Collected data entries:
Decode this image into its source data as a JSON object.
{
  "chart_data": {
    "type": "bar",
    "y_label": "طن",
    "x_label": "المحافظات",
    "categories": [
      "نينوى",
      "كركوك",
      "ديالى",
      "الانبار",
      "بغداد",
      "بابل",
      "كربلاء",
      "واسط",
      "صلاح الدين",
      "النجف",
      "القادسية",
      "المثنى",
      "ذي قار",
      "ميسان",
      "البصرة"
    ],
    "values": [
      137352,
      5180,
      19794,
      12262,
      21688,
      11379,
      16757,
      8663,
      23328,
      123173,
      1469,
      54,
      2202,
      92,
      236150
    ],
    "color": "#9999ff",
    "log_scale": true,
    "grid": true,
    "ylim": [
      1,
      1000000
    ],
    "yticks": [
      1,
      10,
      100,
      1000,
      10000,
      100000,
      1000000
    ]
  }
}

Written task | Each entry above is to be quoted exactly.

Correct output |
Decode this image into its source data as a JSON object.
{
  "chart_data": {
    "type": "bar",
    "y_label": "طن",
    "x_label": "المحافظات",
    "categories": [
      "نينوى",
      "كركوك",
      "ديالى",
      "الانبار",
      "بغداد",
      "بابل",
      "كربلاء",
      "واسط",
      "صلاح الدين",
      "النجف",
      "القادسية",
      "المثنى",
      "ذي قار",
      "ميسان",
      "البصرة"
    ],
    "values": [
      137352,
      5180,
      19794,
      12262,
      21688,
      11379,
      16757,
      8663,
      23328,
      123173,
      1469,
      54,
      2202,
      92,
      236150
    ],
    "color": "#9999ff",
    "log_scale": true,
    "grid": true,
    "ylim": [
      1,
      1000000
    ],
    "yticks": [
      1,
      10,
      100,
      1000,
      10000,
      100000,
      1000000
    ]
  }
}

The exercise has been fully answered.